▶ **WHAT TO PRODUCE**
Restate the full set of records exactly, word for word.

»»

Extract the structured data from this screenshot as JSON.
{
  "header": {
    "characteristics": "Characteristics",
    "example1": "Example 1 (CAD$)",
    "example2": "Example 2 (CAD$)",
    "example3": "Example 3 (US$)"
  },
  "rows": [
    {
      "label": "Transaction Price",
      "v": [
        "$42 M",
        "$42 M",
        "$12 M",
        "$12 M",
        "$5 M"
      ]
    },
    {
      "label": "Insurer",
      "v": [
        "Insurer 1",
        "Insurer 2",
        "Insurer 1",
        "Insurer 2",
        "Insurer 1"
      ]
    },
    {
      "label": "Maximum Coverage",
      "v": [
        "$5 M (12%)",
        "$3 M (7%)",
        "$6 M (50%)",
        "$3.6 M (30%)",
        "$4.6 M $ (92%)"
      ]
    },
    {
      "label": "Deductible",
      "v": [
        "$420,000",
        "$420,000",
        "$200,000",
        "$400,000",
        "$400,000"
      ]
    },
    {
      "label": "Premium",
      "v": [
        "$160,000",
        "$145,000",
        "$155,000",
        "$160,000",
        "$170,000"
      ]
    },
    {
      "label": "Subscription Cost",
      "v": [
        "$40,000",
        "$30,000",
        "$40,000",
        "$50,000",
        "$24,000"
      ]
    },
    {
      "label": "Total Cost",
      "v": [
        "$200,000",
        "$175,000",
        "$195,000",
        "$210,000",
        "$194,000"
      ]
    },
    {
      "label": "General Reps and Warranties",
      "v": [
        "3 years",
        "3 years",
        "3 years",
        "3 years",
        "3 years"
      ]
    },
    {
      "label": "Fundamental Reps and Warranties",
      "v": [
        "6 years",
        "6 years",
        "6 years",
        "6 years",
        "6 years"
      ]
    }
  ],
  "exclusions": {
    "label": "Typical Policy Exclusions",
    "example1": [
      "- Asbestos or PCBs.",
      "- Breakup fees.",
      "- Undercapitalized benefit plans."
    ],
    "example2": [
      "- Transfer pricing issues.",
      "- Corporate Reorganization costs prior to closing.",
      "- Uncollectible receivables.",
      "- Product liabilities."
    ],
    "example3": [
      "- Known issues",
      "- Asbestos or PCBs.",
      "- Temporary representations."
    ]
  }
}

««

▶ **IN RESPONSE**
Extract the structured data from this screenshot as JSON.
{
  "header": {
    "characteristics": "Characteristics",
    "example1": "Example 1 (CAD$)",
    "example2": "Example 2 (CAD$)",
    "example3": "Example 3 (US$)"
  },
  "rows": [
    {
      "label": "Transaction Price",
      "v": [
        "$42 M",
        "$42 M",
        "$12 M",
        "$12 M",
        "$5 M"
      ]
    },
    {
      "label": "Insurer",
      "v": [
        "Insurer 1",
        "Insurer 2",
        "Insurer 1",
        "Insurer 2",
        "Insurer 1"
      ]
    },
    {
      "label": "Maximum Coverage",
      "v": [
        "$5 M (12%)",
        "$3 M (7%)",
        "$6 M (50%)",
        "$3.6 M (30%)",
        "$4.6 M $ (92%)"
      ]
    },
    {
      "label": "Deductible",
      "v": [
        "$420,000",
        "$420,000",
        "$200,000",
        "$400,000",
        "$400,000"
      ]
    },
    {
      "label": "Premium",
      "v": [
        "$160,000",
        "$145,000",
        "$155,000",
        "$160,000",
        "$170,000"
      ]
    },
    {
      "label": "Subscription Cost",
      "v": [
        "$40,000",
        "$30,000",
        "$40,000",
        "$50,000",
        "$24,000"
      ]
    },
    {
      "label": "Total Cost",
      "v": [
        "$200,000",
        "$175,000",
        "$195,000",
        "$210,000",
        "$194,000"
      ]
    },
    {
      "label": "General Reps and Warranties",
      "v": [
        "3 years",
        "3 years",
        "3 years",
        "3 years",
        "3 years"
      ]
    },
    {
      "label": "Fundamental Reps and Warranties",
      "v": [
        "6 years",
        "6 years",
        "6 years",
        "6 years",
        "6 years"
      ]
    }
  ],
  "exclusions": {
    "label": "Typical Policy Exclusions",
    "example1": [
      "- Asbestos or PCBs.",
      "- Breakup fees.",
      "- Undercapitalized benefit plans."
    ],
    "example2": [
      "- Transfer pricing issues.",
      "- Corporate Reorganization costs prior to closing.",
      "- Uncollectible receivables.",
      "- Product liabilities."
    ],
    "example3": [
      "- Known issues",
      "- Asbestos or PCBs.",
      "- Temporary representations."
    ]
  }
}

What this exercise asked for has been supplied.